*Objective*. Using the data below, gather each line that includes the word "From".

[Dataset items]
--
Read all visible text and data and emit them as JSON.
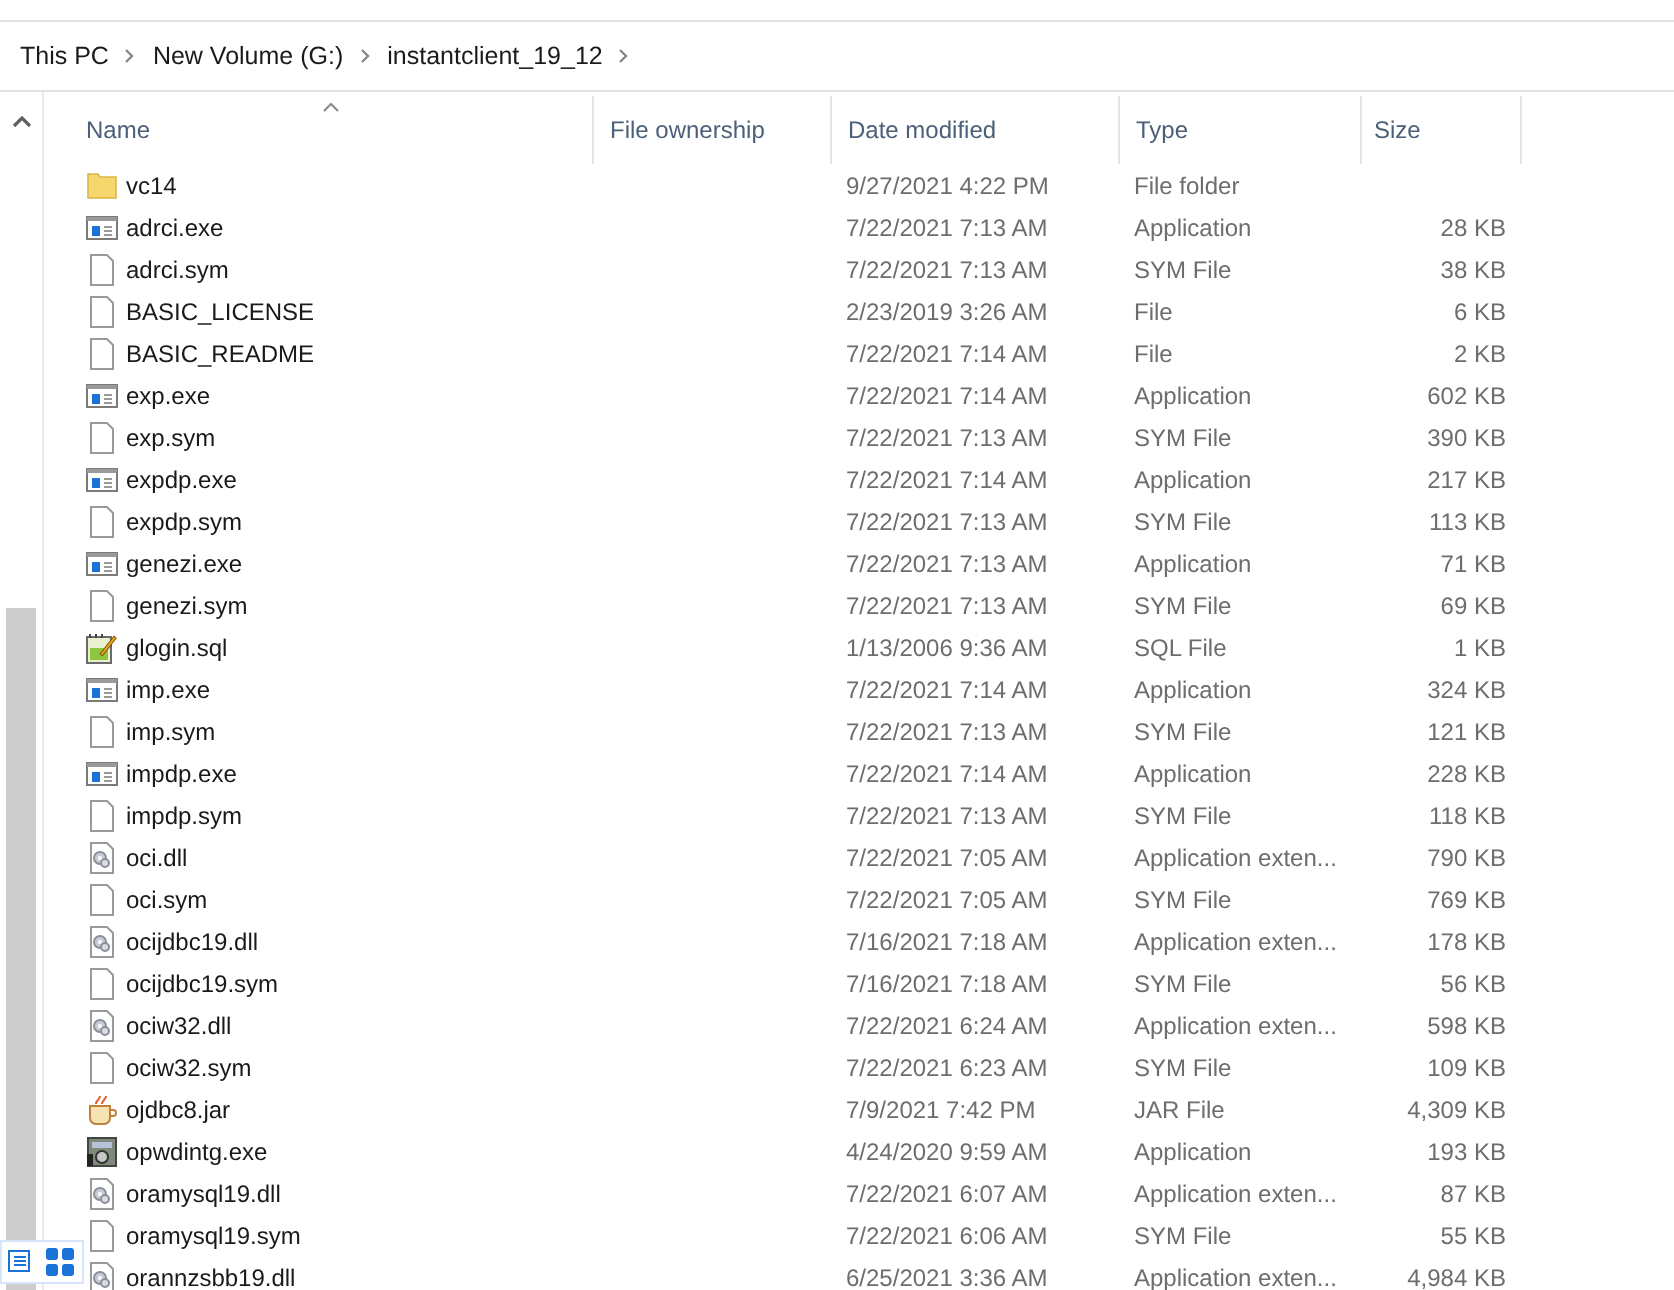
{
  "breadcrumb": [
    "This PC",
    "New Volume (G:)",
    "instantclient_19_12"
  ],
  "columns": [
    "Name",
    "File ownership",
    "Date modified",
    "Type",
    "Size"
  ],
  "files": [
    {
      "kind": "folder",
      "name": "vc14",
      "date": "9/27/2021 4:22 PM",
      "type": "File folder"
    },
    {
      "kind": "exe",
      "name": "adrci.exe",
      "date": "7/22/2021 7:13 AM",
      "type": "Application",
      "size": "28 KB"
    },
    {
      "kind": "file",
      "name": "adrci.sym",
      "date": "7/22/2021 7:13 AM",
      "type": "SYM File",
      "size": "38 KB"
    },
    {
      "kind": "file",
      "name": "BASIC_LICENSE",
      "date": "2/23/2019 3:26 AM",
      "type": "File",
      "size": "6 KB"
    },
    {
      "kind": "file",
      "name": "BASIC_README",
      "date": "7/22/2021 7:14 AM",
      "type": "File",
      "size": "2 KB"
    },
    {
      "kind": "exe",
      "name": "exp.exe",
      "date": "7/22/2021 7:14 AM",
      "type": "Application",
      "size": "602 KB"
    },
    {
      "kind": "file",
      "name": "exp.sym",
      "date": "7/22/2021 7:13 AM",
      "type": "SYM File",
      "size": "390 KB"
    },
    {
      "kind": "exe",
      "name": "expdp.exe",
      "date": "7/22/2021 7:14 AM",
      "type": "Application",
      "size": "217 KB"
    },
    {
      "kind": "file",
      "name": "expdp.sym",
      "date": "7/22/2021 7:13 AM",
      "type": "SYM File",
      "size": "113 KB"
    },
    {
      "kind": "exe",
      "name": "genezi.exe",
      "date": "7/22/2021 7:13 AM",
      "type": "Application",
      "size": "71 KB"
    },
    {
      "kind": "file",
      "name": "genezi.sym",
      "date": "7/22/2021 7:13 AM",
      "type": "SYM File",
      "size": "69 KB"
    },
    {
      "kind": "sql",
      "name": "glogin.sql",
      "date": "1/13/2006 9:36 AM",
      "type": "SQL File",
      "size": "1 KB"
    },
    {
      "kind": "exe",
      "name": "imp.exe",
      "date": "7/22/2021 7:14 AM",
      "type": "Application",
      "size": "324 KB"
    },
    {
      "kind": "file",
      "name": "imp.sym",
      "date": "7/22/2021 7:13 AM",
      "type": "SYM File",
      "size": "121 KB"
    },
    {
      "kind": "exe",
      "name": "impdp.exe",
      "date": "7/22/2021 7:14 AM",
      "type": "Application",
      "size": "228 KB"
    },
    {
      "kind": "file",
      "name": "impdp.sym",
      "date": "7/22/2021 7:13 AM",
      "type": "SYM File",
      "size": "118 KB"
    },
    {
      "kind": "dll",
      "name": "oci.dll",
      "date": "7/22/2021 7:05 AM",
      "type": "Application exten...",
      "size": "790 KB"
    },
    {
      "kind": "file",
      "name": "oci.sym",
      "date": "7/22/2021 7:05 AM",
      "type": "SYM File",
      "size": "769 KB"
    },
    {
      "kind": "dll",
      "name": "ocijdbc19.dll",
      "date": "7/16/2021 7:18 AM",
      "type": "Application exten...",
      "size": "178 KB"
    },
    {
      "kind": "file",
      "name": "ocijdbc19.sym",
      "date": "7/16/2021 7:18 AM",
      "type": "SYM File",
      "size": "56 KB"
    },
    {
      "kind": "dll",
      "name": "ociw32.dll",
      "date": "7/22/2021 6:24 AM",
      "type": "Application exten...",
      "size": "598 KB"
    },
    {
      "kind": "file",
      "name": "ociw32.sym",
      "date": "7/22/2021 6:23 AM",
      "type": "SYM File",
      "size": "109 KB"
    },
    {
      "kind": "jar",
      "name": "ojdbc8.jar",
      "date": "7/9/2021 7:42 PM",
      "type": "JAR File",
      "size": "4,309 KB"
    },
    {
      "kind": "app",
      "name": "opwdintg.exe",
      "date": "4/24/2020 9:59 AM",
      "type": "Application",
      "size": "193 KB"
    },
    {
      "kind": "dll",
      "name": "oramysql19.dll",
      "date": "7/22/2021 6:07 AM",
      "type": "Application exten...",
      "size": "87 KB"
    },
    {
      "kind": "file",
      "name": "oramysql19.sym",
      "date": "7/22/2021 6:06 AM",
      "type": "SYM File",
      "size": "55 KB"
    },
    {
      "kind": "dll",
      "name": "orannzsbb19.dll",
      "date": "6/25/2021 3:36 AM",
      "type": "Application exten...",
      "size": "4,984 KB"
    }
  ]
}
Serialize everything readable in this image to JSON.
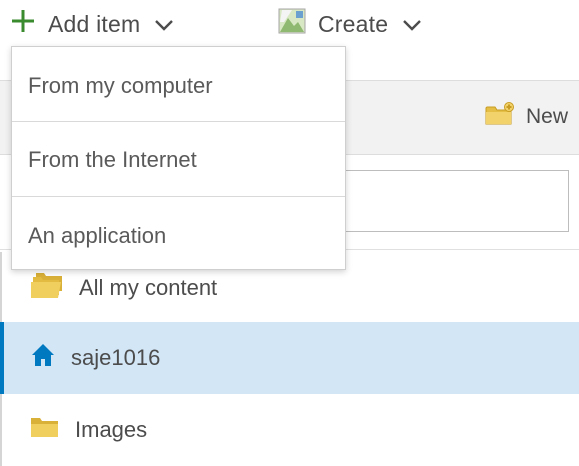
{
  "toolbar": {
    "add_item_label": "Add item",
    "create_label": "Create"
  },
  "dropdown": {
    "items": [
      {
        "label": "From my computer"
      },
      {
        "label": "From the Internet"
      },
      {
        "label": "An application"
      }
    ]
  },
  "content_header": {
    "new_folder_label": "New"
  },
  "filter": {
    "value": "",
    "placeholder": ""
  },
  "folders": [
    {
      "label": "All my content",
      "icon": "folder-stack-icon",
      "selected": false
    },
    {
      "label": "saje1016",
      "icon": "home-icon",
      "selected": true
    },
    {
      "label": "Images",
      "icon": "folder-icon",
      "selected": false
    }
  ],
  "colors": {
    "accent": "#0079c1",
    "selected_bg": "#d2e6f6",
    "plus_green": "#3a8a2e",
    "folder_yellow": "#e7c24a"
  }
}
--
*Correct result*.
        "label": "From my computer"
        "label": "From the Internet"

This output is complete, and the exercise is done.